From the listing, collect all lines containing the word "Kesinlikle".

MATERIAL FOR THIS TASK:
+ + + + +

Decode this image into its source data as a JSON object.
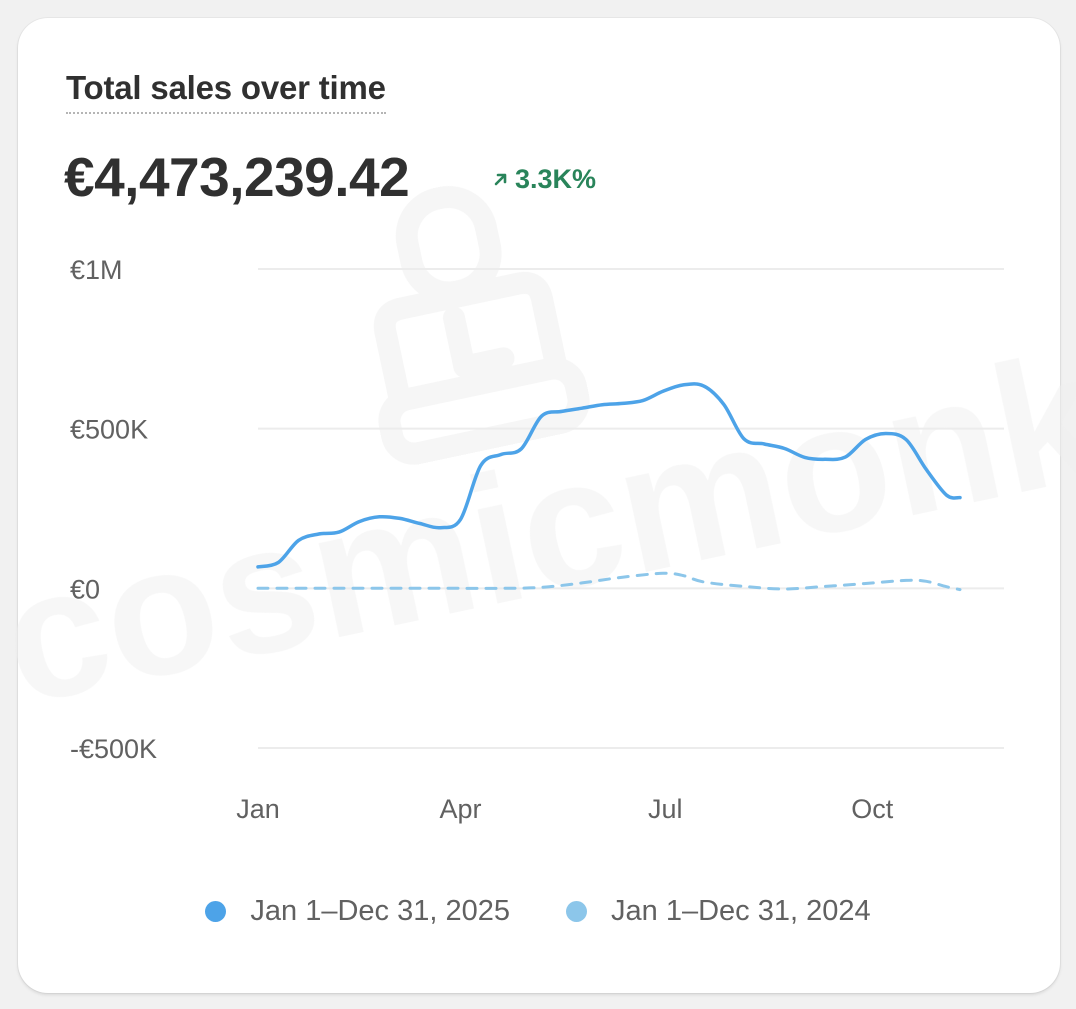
{
  "card": {
    "title": "Total sales over time",
    "total": "€4,473,239.42",
    "change": "3.3K%",
    "change_icon": "arrow-up-right-icon",
    "watermark": "cosmicmonks"
  },
  "colors": {
    "series_2025": "#4da3e8",
    "series_2024": "#8cc6ea",
    "positive": "#29845a",
    "grid": "#ececec",
    "axis_text": "#616161"
  },
  "chart_data": {
    "type": "line",
    "title": "Total sales over time",
    "y_ticks": [
      {
        "value": 1000000,
        "label": "€1M"
      },
      {
        "value": 500000,
        "label": "€500K"
      },
      {
        "value": 0,
        "label": "€0"
      },
      {
        "value": -500000,
        "label": "-€500K"
      }
    ],
    "ylim": [
      -500000,
      1000000
    ],
    "x_ticks": [
      {
        "day": 0,
        "label": "Jan"
      },
      {
        "day": 90,
        "label": "Apr"
      },
      {
        "day": 181,
        "label": "Jul"
      },
      {
        "day": 273,
        "label": "Oct"
      }
    ],
    "xlim": [
      0,
      330
    ],
    "grid": true,
    "legend_position": "bottom-center",
    "series": [
      {
        "name": "Jan 1–Dec 31, 2025",
        "style": "solid",
        "points": [
          [
            0,
            67000
          ],
          [
            9,
            81000
          ],
          [
            18,
            150000
          ],
          [
            27,
            170000
          ],
          [
            36,
            176000
          ],
          [
            45,
            209000
          ],
          [
            54,
            224000
          ],
          [
            63,
            219000
          ],
          [
            72,
            203000
          ],
          [
            81,
            190000
          ],
          [
            90,
            216000
          ],
          [
            99,
            385000
          ],
          [
            108,
            419000
          ],
          [
            117,
            437000
          ],
          [
            126,
            539000
          ],
          [
            135,
            554000
          ],
          [
            144,
            564000
          ],
          [
            153,
            575000
          ],
          [
            162,
            579000
          ],
          [
            171,
            588000
          ],
          [
            180,
            617000
          ],
          [
            189,
            637000
          ],
          [
            198,
            634000
          ],
          [
            207,
            576000
          ],
          [
            216,
            468000
          ],
          [
            225,
            452000
          ],
          [
            234,
            438000
          ],
          [
            243,
            410000
          ],
          [
            252,
            404000
          ],
          [
            261,
            411000
          ],
          [
            270,
            466000
          ],
          [
            279,
            485000
          ],
          [
            288,
            466000
          ],
          [
            297,
            372000
          ],
          [
            306,
            292000
          ],
          [
            312,
            284000
          ]
        ]
      },
      {
        "name": "Jan 1–Dec 31, 2024",
        "style": "dashed",
        "points": [
          [
            0,
            0
          ],
          [
            18,
            0
          ],
          [
            36,
            0
          ],
          [
            54,
            0
          ],
          [
            72,
            0
          ],
          [
            90,
            0
          ],
          [
            108,
            0
          ],
          [
            126,
            3000
          ],
          [
            144,
            17000
          ],
          [
            162,
            35000
          ],
          [
            180,
            47000
          ],
          [
            189,
            40000
          ],
          [
            198,
            20000
          ],
          [
            216,
            6000
          ],
          [
            234,
            -2000
          ],
          [
            252,
            6000
          ],
          [
            270,
            15000
          ],
          [
            288,
            25000
          ],
          [
            297,
            22000
          ],
          [
            306,
            5000
          ],
          [
            312,
            -4000
          ]
        ]
      }
    ]
  }
}
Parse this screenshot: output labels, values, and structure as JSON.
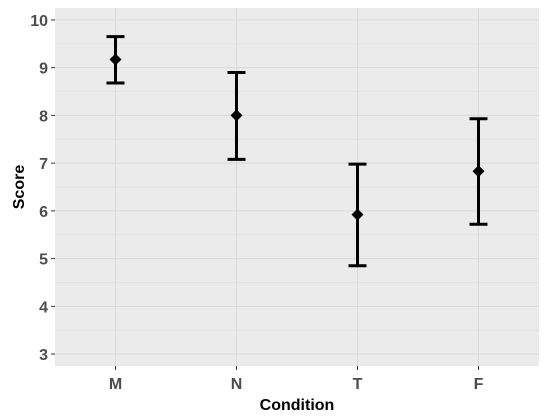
{
  "chart_data": {
    "type": "scatter",
    "style": "point with error bars",
    "xlabel": "Condition",
    "ylabel": "Score",
    "categories": [
      "M",
      "N",
      "T",
      "F"
    ],
    "values": [
      9.17,
      8.0,
      5.92,
      6.83
    ],
    "error_low": [
      8.68,
      7.08,
      4.85,
      5.72
    ],
    "error_high": [
      9.65,
      8.9,
      6.98,
      7.93
    ],
    "ylim": [
      2.75,
      10.25
    ],
    "yticks": [
      3,
      4,
      5,
      6,
      7,
      8,
      9,
      10
    ],
    "grid": true,
    "colors": {
      "panel_background": "#ebebeb",
      "grid_major": "#d9d9d9",
      "grid_minor": "#e3e3e3",
      "marker": "#000000"
    }
  }
}
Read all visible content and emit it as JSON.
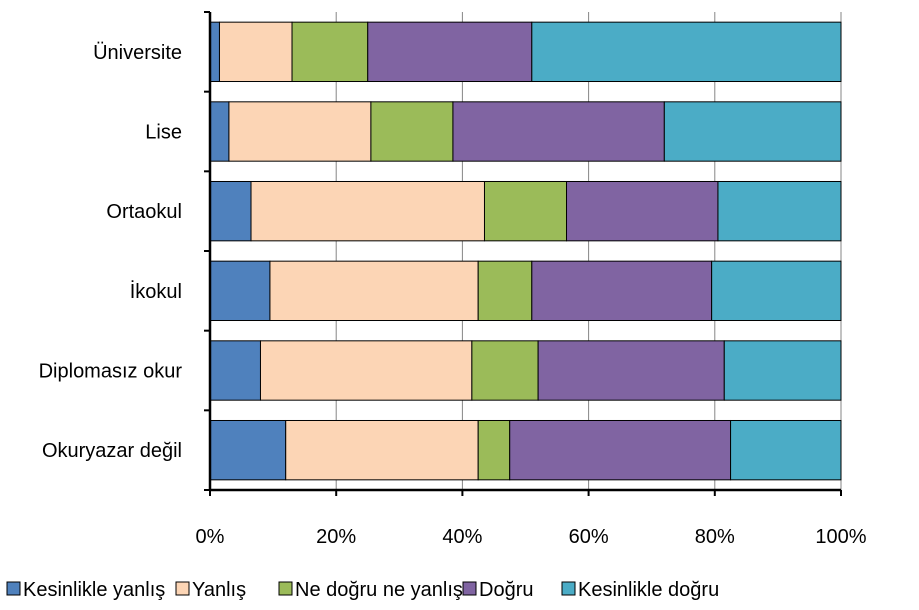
{
  "chart_data": {
    "type": "bar",
    "orientation": "horizontal",
    "stacked": "percent",
    "categories": [
      "Okuryazar değil",
      "Diplomasız okur",
      "İkokul",
      "Ortaokul",
      "Lise",
      "Üniversite"
    ],
    "series": [
      {
        "name": "Kesinlikle yanlış",
        "color": "#4F81BD",
        "values": [
          12,
          8,
          9.5,
          6.5,
          3,
          1.5
        ]
      },
      {
        "name": "Yanlış",
        "color": "#FCD5B5",
        "values": [
          30.5,
          33.5,
          33,
          37,
          22.5,
          11.5
        ]
      },
      {
        "name": "Ne doğru ne yanlış",
        "color": "#9BBB59",
        "values": [
          5,
          10.5,
          8.5,
          13,
          13,
          12
        ]
      },
      {
        "name": "Doğru",
        "color": "#8064A2",
        "values": [
          35,
          29.5,
          28.5,
          24,
          33.5,
          26
        ]
      },
      {
        "name": "Kesinlikle doğru",
        "color": "#4BACC6",
        "values": [
          17.5,
          18.5,
          20.5,
          19.5,
          28,
          49
        ]
      }
    ],
    "x_ticks": [
      "0%",
      "20%",
      "40%",
      "60%",
      "80%",
      "100%"
    ],
    "xlim": [
      0,
      100
    ],
    "grid": "vertical",
    "legend": "bottom",
    "title": "",
    "xlabel": "",
    "ylabel": ""
  }
}
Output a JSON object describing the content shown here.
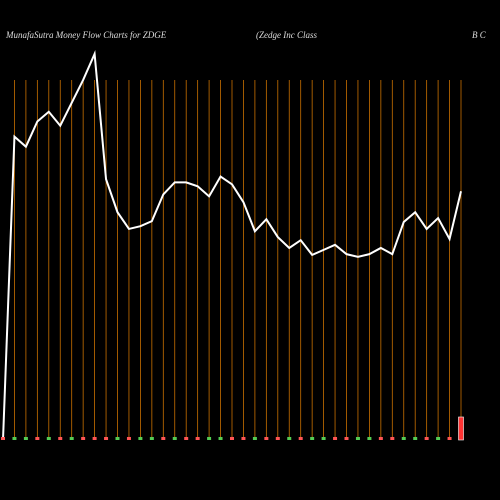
{
  "chart_data": {
    "type": "line",
    "title": "MunafaSutra  Money Flow  Charts for ZDGE",
    "subtitle": "(Zedge   Inc Class",
    "subtitle_end": "B C",
    "categories": [
      null,
      null,
      null,
      null,
      null,
      null,
      null,
      null,
      null,
      null,
      null,
      null,
      null,
      null,
      null,
      null,
      null,
      null,
      null,
      null,
      null,
      null,
      null,
      null,
      null,
      null,
      null,
      null,
      null,
      null,
      null,
      null,
      null,
      null,
      null,
      null,
      null,
      null,
      null,
      null,
      null
    ],
    "series": [
      {
        "color": "#ffffff",
        "values": [
          0,
          78.2,
          75.6,
          82.1,
          84.6,
          81.0,
          86.9,
          92.8,
          99.5,
          67.2,
          58.7,
          54.4,
          55.1,
          56.4,
          63.3,
          66.4,
          66.4,
          65.4,
          62.8,
          67.9,
          65.9,
          61.3,
          53.8,
          56.9,
          52.3,
          49.5,
          51.5,
          47.7,
          49.0,
          50.3,
          47.9,
          47.2,
          47.9,
          49.5,
          47.9,
          56.2,
          58.7,
          54.4,
          57.2,
          51.8,
          64.1
        ]
      },
      {
        "type": "bar",
        "axis": "y2",
        "values": [
          12,
          12,
          12,
          12,
          12,
          12,
          12,
          12,
          12,
          12,
          12,
          12,
          12,
          12,
          12,
          12,
          12,
          12,
          12,
          12,
          12,
          12,
          12,
          12,
          12,
          12,
          12,
          12,
          12,
          12,
          12,
          12,
          12,
          12,
          12,
          12,
          12,
          12,
          12,
          12,
          92
        ],
        "colors": [
          "#f55",
          "#5c5",
          "#5c5",
          "#f55",
          "#5c5",
          "#f55",
          "#5c5",
          "#f55",
          "#f55",
          "#f55",
          "#5c5",
          "#f55",
          "#5c5",
          "#5c5",
          "#f55",
          "#5c5",
          "#f55",
          "#f55",
          "#5c5",
          "#5c5",
          "#f55",
          "#f55",
          "#5c5",
          "#f55",
          "#f55",
          "#5c5",
          "#f55",
          "#5c5",
          "#5c5",
          "#f55",
          "#f55",
          "#5c5",
          "#5c5",
          "#f55",
          "#f55",
          "#5c5",
          "#5c5",
          "#f55",
          "#5c5",
          "#f55",
          "#f33"
        ]
      }
    ],
    "ylim": [
      0,
      100
    ],
    "y2lim": [
      0,
      100
    ],
    "gridcolor": "#c87000",
    "background": "#000000"
  }
}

+ + + + +

ANSWER BELOW:
        "name": "Kesinlikle yanlış",
        "name": "Kesinlikle doğru",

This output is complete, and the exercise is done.